* BEGIN STORED ROWS *

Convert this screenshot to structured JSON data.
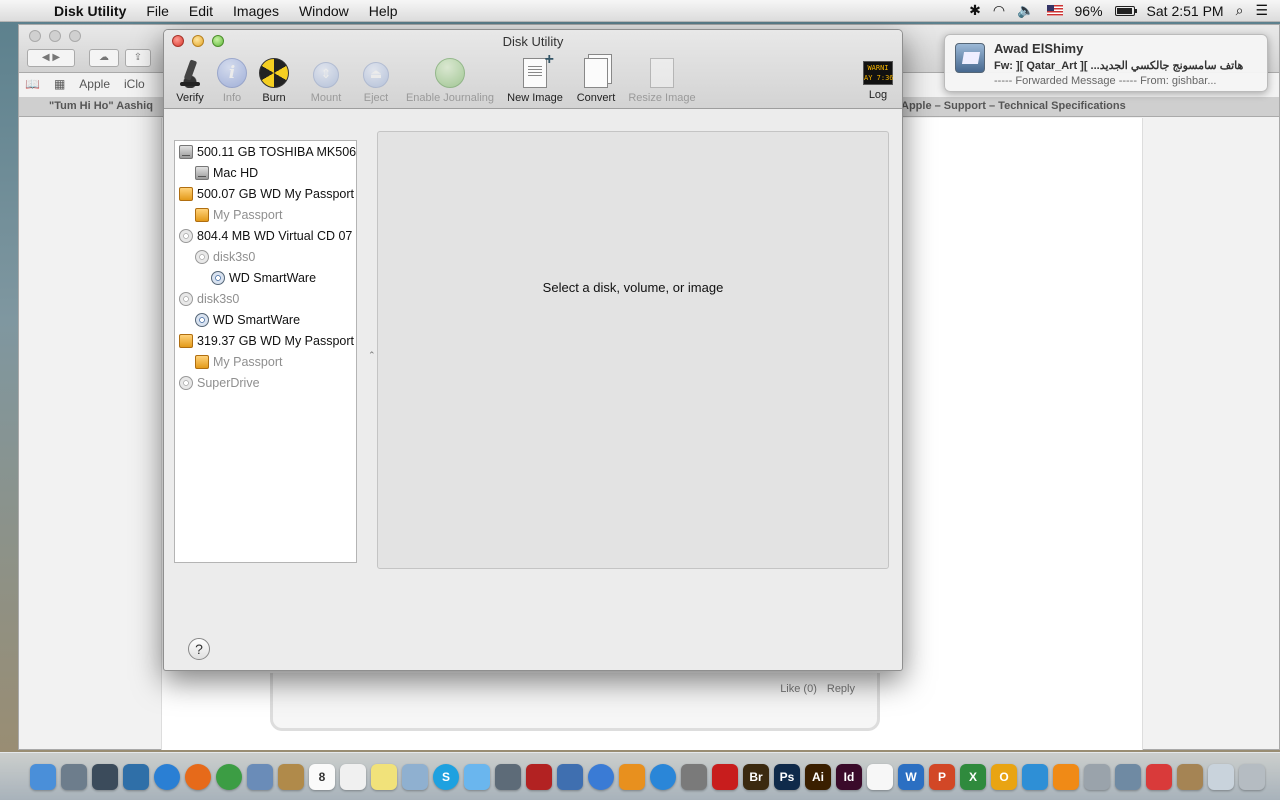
{
  "menubar": {
    "app_name": "Disk Utility",
    "menus": [
      "File",
      "Edit",
      "Images",
      "Window",
      "Help"
    ],
    "battery_percent": "96%",
    "battery_level": 0.96,
    "clock": "Sat 2:51 PM",
    "icons": [
      "apple-icon",
      "bluetooth-icon",
      "wifi-icon",
      "volume-icon",
      "flag-icon",
      "battery-icon",
      "spotlight-icon",
      "notification-center-icon"
    ]
  },
  "safari": {
    "bookmarks": [
      "Apple",
      "iClo"
    ],
    "tab_left": "\"Tum Hi Ho\" Aashiq",
    "tab_right": "Apple – Support – Technical Specifications",
    "comment_like": "Like (0)",
    "comment_reply": "Reply"
  },
  "notification": {
    "sender": "Awad ElShimy",
    "subject": "Fw: ][ Qatar_Art ][ ...هاتف سامسونج جالكسي الجديد",
    "body": "----- Forwarded Message ----- From: gishbar..."
  },
  "disk_utility": {
    "title": "Disk Utility",
    "toolbar": [
      {
        "id": "verify",
        "label": "Verify",
        "enabled": true
      },
      {
        "id": "info",
        "label": "Info",
        "enabled": false
      },
      {
        "id": "burn",
        "label": "Burn",
        "enabled": true
      },
      {
        "id": "mount",
        "label": "Mount",
        "enabled": false
      },
      {
        "id": "eject",
        "label": "Eject",
        "enabled": false
      },
      {
        "id": "journal",
        "label": "Enable Journaling",
        "enabled": false
      },
      {
        "id": "newimage",
        "label": "New Image",
        "enabled": true
      },
      {
        "id": "convert",
        "label": "Convert",
        "enabled": true
      },
      {
        "id": "resize",
        "label": "Resize Image",
        "enabled": false
      },
      {
        "id": "log",
        "label": "Log",
        "enabled": true
      }
    ],
    "log_icon_text": "WARNI\nAY 7:36",
    "disks": [
      {
        "label": "500.11 GB TOSHIBA MK506",
        "icon": "hard-disk-icon",
        "level": 0,
        "dim": false
      },
      {
        "label": "Mac HD",
        "icon": "hard-disk-icon",
        "level": 1,
        "dim": false
      },
      {
        "label": "500.07 GB WD My Passport",
        "icon": "external-drive-icon",
        "level": 0,
        "dim": false
      },
      {
        "label": "My Passport",
        "icon": "external-drive-icon",
        "level": 1,
        "dim": true
      },
      {
        "label": "804.4 MB WD Virtual CD 07",
        "icon": "optical-disc-icon",
        "level": 0,
        "dim": false
      },
      {
        "label": "disk3s0",
        "icon": "optical-disc-icon",
        "level": 1,
        "dim": true
      },
      {
        "label": "WD SmartWare",
        "icon": "disc-volume-icon",
        "level": 2,
        "dim": false
      },
      {
        "label": "disk3s0",
        "icon": "optical-disc-icon",
        "level": 0,
        "dim": true
      },
      {
        "label": "WD SmartWare",
        "icon": "disc-volume-icon",
        "level": 1,
        "dim": false
      },
      {
        "label": "319.37 GB WD My Passport",
        "icon": "external-drive-icon",
        "level": 0,
        "dim": false
      },
      {
        "label": "My Passport",
        "icon": "external-drive-icon",
        "level": 1,
        "dim": true
      },
      {
        "label": "SuperDrive",
        "icon": "optical-disc-icon",
        "level": 0,
        "dim": true
      }
    ],
    "placeholder": "Select a disk, volume, or image",
    "help_label": "?"
  },
  "dock": {
    "apps": [
      {
        "name": "finder",
        "color": "#4a8fd9",
        "glyph": ""
      },
      {
        "name": "launchpad",
        "color": "#6d7d8c",
        "glyph": ""
      },
      {
        "name": "mission-control",
        "color": "#3b4b5b",
        "glyph": ""
      },
      {
        "name": "dashboard",
        "color": "#2f6fa8",
        "glyph": ""
      },
      {
        "name": "safari",
        "color": "#2a7fd4",
        "glyph": ""
      },
      {
        "name": "firefox",
        "color": "#e66a1a",
        "glyph": ""
      },
      {
        "name": "chrome",
        "color": "#3c9d44",
        "glyph": ""
      },
      {
        "name": "mail",
        "color": "#6a8cb8",
        "glyph": ""
      },
      {
        "name": "contacts",
        "color": "#b08a4a",
        "glyph": ""
      },
      {
        "name": "calendar",
        "color": "#fafafa",
        "glyph": "8"
      },
      {
        "name": "reminders",
        "color": "#f0f0f0",
        "glyph": ""
      },
      {
        "name": "stickies",
        "color": "#f1e27a",
        "glyph": ""
      },
      {
        "name": "preview",
        "color": "#8fb0d0",
        "glyph": ""
      },
      {
        "name": "skype",
        "color": "#1ea1e0",
        "glyph": "S"
      },
      {
        "name": "messages",
        "color": "#6ab6ee",
        "glyph": ""
      },
      {
        "name": "facetime",
        "color": "#5d6b78",
        "glyph": ""
      },
      {
        "name": "photo-booth",
        "color": "#b22222",
        "glyph": ""
      },
      {
        "name": "utility",
        "color": "#3f6fb0",
        "glyph": ""
      },
      {
        "name": "itunes",
        "color": "#3a7bd5",
        "glyph": ""
      },
      {
        "name": "ibooks",
        "color": "#e8901e",
        "glyph": ""
      },
      {
        "name": "app-store",
        "color": "#2a86d8",
        "glyph": ""
      },
      {
        "name": "system-preferences",
        "color": "#7a7a7a",
        "glyph": ""
      },
      {
        "name": "acrobat",
        "color": "#c81d1d",
        "glyph": ""
      },
      {
        "name": "bridge",
        "color": "#3b2a10",
        "glyph": "Br"
      },
      {
        "name": "photoshop",
        "color": "#0f2a4a",
        "glyph": "Ps"
      },
      {
        "name": "illustrator",
        "color": "#3a1f00",
        "glyph": "Ai"
      },
      {
        "name": "indesign",
        "color": "#3a0a2a",
        "glyph": "Id"
      },
      {
        "name": "textedit",
        "color": "#f7f7f7",
        "glyph": ""
      },
      {
        "name": "word",
        "color": "#2b6fc2",
        "glyph": "W"
      },
      {
        "name": "powerpoint",
        "color": "#d24726",
        "glyph": "P"
      },
      {
        "name": "excel",
        "color": "#2f8a3d",
        "glyph": "X"
      },
      {
        "name": "outlook",
        "color": "#e9a412",
        "glyph": "O"
      },
      {
        "name": "lync",
        "color": "#2e8fd6",
        "glyph": ""
      },
      {
        "name": "vlc",
        "color": "#f08a16",
        "glyph": ""
      },
      {
        "name": "disk-utility",
        "color": "#9aa3ab",
        "glyph": ""
      },
      {
        "name": "iphoto",
        "color": "#6f8aa3",
        "glyph": ""
      },
      {
        "name": "flashcard",
        "color": "#d93a3a",
        "glyph": ""
      },
      {
        "name": "document-folder",
        "color": "#a58454",
        "glyph": ""
      },
      {
        "name": "downloads",
        "color": "#c9d3dc",
        "glyph": ""
      },
      {
        "name": "trash",
        "color": "#b5bcc2",
        "glyph": ""
      }
    ]
  }
}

* END STORED ROWS *

▶ INSTRUCTIONS TO FOLLOW
Omit the pictures, then quote the rest of the material above exactly.

▶ FULL ANSWER
Convert this screenshot to structured JSON data.
{
  "menubar": {
    "app_name": "Disk Utility",
    "menus": [
      "File",
      "Edit",
      "Images",
      "Window",
      "Help"
    ],
    "battery_percent": "96%",
    "battery_level": 0.96,
    "clock": "Sat 2:51 PM",
    "icons": [
      "apple-icon",
      "bluetooth-icon",
      "wifi-icon",
      "volume-icon",
      "flag-icon",
      "battery-icon",
      "spotlight-icon",
      "notification-center-icon"
    ]
  },
  "safari": {
    "bookmarks": [
      "Apple",
      "iClo"
    ],
    "tab_left": "\"Tum Hi Ho\" Aashiq",
    "tab_right": "Apple – Support – Technical Specifications",
    "comment_like": "Like (0)",
    "comment_reply": "Reply"
  },
  "notification": {
    "sender": "Awad ElShimy",
    "subject": "Fw: ][ Qatar_Art ][ ...هاتف سامسونج جالكسي الجديد",
    "body": "----- Forwarded Message ----- From: gishbar..."
  },
  "disk_utility": {
    "title": "Disk Utility",
    "toolbar": [
      {
        "id": "verify",
        "label": "Verify",
        "enabled": true
      },
      {
        "id": "info",
        "label": "Info",
        "enabled": false
      },
      {
        "id": "burn",
        "label": "Burn",
        "enabled": true
      },
      {
        "id": "mount",
        "label": "Mount",
        "enabled": false
      },
      {
        "id": "eject",
        "label": "Eject",
        "enabled": false
      },
      {
        "id": "journal",
        "label": "Enable Journaling",
        "enabled": false
      },
      {
        "id": "newimage",
        "label": "New Image",
        "enabled": true
      },
      {
        "id": "convert",
        "label": "Convert",
        "enabled": true
      },
      {
        "id": "resize",
        "label": "Resize Image",
        "enabled": false
      },
      {
        "id": "log",
        "label": "Log",
        "enabled": true
      }
    ],
    "log_icon_text": "WARNI\nAY 7:36",
    "disks": [
      {
        "label": "500.11 GB TOSHIBA MK506",
        "icon": "hard-disk-icon",
        "level": 0,
        "dim": false
      },
      {
        "label": "Mac HD",
        "icon": "hard-disk-icon",
        "level": 1,
        "dim": false
      },
      {
        "label": "500.07 GB WD My Passport",
        "icon": "external-drive-icon",
        "level": 0,
        "dim": false
      },
      {
        "label": "My Passport",
        "icon": "external-drive-icon",
        "level": 1,
        "dim": true
      },
      {
        "label": "804.4 MB WD Virtual CD 07",
        "icon": "optical-disc-icon",
        "level": 0,
        "dim": false
      },
      {
        "label": "disk3s0",
        "icon": "optical-disc-icon",
        "level": 1,
        "dim": true
      },
      {
        "label": "WD SmartWare",
        "icon": "disc-volume-icon",
        "level": 2,
        "dim": false
      },
      {
        "label": "disk3s0",
        "icon": "optical-disc-icon",
        "level": 0,
        "dim": true
      },
      {
        "label": "WD SmartWare",
        "icon": "disc-volume-icon",
        "level": 1,
        "dim": false
      },
      {
        "label": "319.37 GB WD My Passport",
        "icon": "external-drive-icon",
        "level": 0,
        "dim": false
      },
      {
        "label": "My Passport",
        "icon": "external-drive-icon",
        "level": 1,
        "dim": true
      },
      {
        "label": "SuperDrive",
        "icon": "optical-disc-icon",
        "level": 0,
        "dim": true
      }
    ],
    "placeholder": "Select a disk, volume, or image",
    "help_label": "?"
  },
  "dock": {
    "apps": [
      {
        "name": "finder",
        "color": "#4a8fd9",
        "glyph": ""
      },
      {
        "name": "launchpad",
        "color": "#6d7d8c",
        "glyph": ""
      },
      {
        "name": "mission-control",
        "color": "#3b4b5b",
        "glyph": ""
      },
      {
        "name": "dashboard",
        "color": "#2f6fa8",
        "glyph": ""
      },
      {
        "name": "safari",
        "color": "#2a7fd4",
        "glyph": ""
      },
      {
        "name": "firefox",
        "color": "#e66a1a",
        "glyph": ""
      },
      {
        "name": "chrome",
        "color": "#3c9d44",
        "glyph": ""
      },
      {
        "name": "mail",
        "color": "#6a8cb8",
        "glyph": ""
      },
      {
        "name": "contacts",
        "color": "#b08a4a",
        "glyph": ""
      },
      {
        "name": "calendar",
        "color": "#fafafa",
        "glyph": "8"
      },
      {
        "name": "reminders",
        "color": "#f0f0f0",
        "glyph": ""
      },
      {
        "name": "stickies",
        "color": "#f1e27a",
        "glyph": ""
      },
      {
        "name": "preview",
        "color": "#8fb0d0",
        "glyph": ""
      },
      {
        "name": "skype",
        "color": "#1ea1e0",
        "glyph": "S"
      },
      {
        "name": "messages",
        "color": "#6ab6ee",
        "glyph": ""
      },
      {
        "name": "facetime",
        "color": "#5d6b78",
        "glyph": ""
      },
      {
        "name": "photo-booth",
        "color": "#b22222",
        "glyph": ""
      },
      {
        "name": "utility",
        "color": "#3f6fb0",
        "glyph": ""
      },
      {
        "name": "itunes",
        "color": "#3a7bd5",
        "glyph": ""
      },
      {
        "name": "ibooks",
        "color": "#e8901e",
        "glyph": ""
      },
      {
        "name": "app-store",
        "color": "#2a86d8",
        "glyph": ""
      },
      {
        "name": "system-preferences",
        "color": "#7a7a7a",
        "glyph": ""
      },
      {
        "name": "acrobat",
        "color": "#c81d1d",
        "glyph": ""
      },
      {
        "name": "bridge",
        "color": "#3b2a10",
        "glyph": "Br"
      },
      {
        "name": "photoshop",
        "color": "#0f2a4a",
        "glyph": "Ps"
      },
      {
        "name": "illustrator",
        "color": "#3a1f00",
        "glyph": "Ai"
      },
      {
        "name": "indesign",
        "color": "#3a0a2a",
        "glyph": "Id"
      },
      {
        "name": "textedit",
        "color": "#f7f7f7",
        "glyph": ""
      },
      {
        "name": "word",
        "color": "#2b6fc2",
        "glyph": "W"
      },
      {
        "name": "powerpoint",
        "color": "#d24726",
        "glyph": "P"
      },
      {
        "name": "excel",
        "color": "#2f8a3d",
        "glyph": "X"
      },
      {
        "name": "outlook",
        "color": "#e9a412",
        "glyph": "O"
      },
      {
        "name": "lync",
        "color": "#2e8fd6",
        "glyph": ""
      },
      {
        "name": "vlc",
        "color": "#f08a16",
        "glyph": ""
      },
      {
        "name": "disk-utility",
        "color": "#9aa3ab",
        "glyph": ""
      },
      {
        "name": "iphoto",
        "color": "#6f8aa3",
        "glyph": ""
      },
      {
        "name": "flashcard",
        "color": "#d93a3a",
        "glyph": ""
      },
      {
        "name": "document-folder",
        "color": "#a58454",
        "glyph": ""
      },
      {
        "name": "downloads",
        "color": "#c9d3dc",
        "glyph": ""
      },
      {
        "name": "trash",
        "color": "#b5bcc2",
        "glyph": ""
      }
    ]
  }
}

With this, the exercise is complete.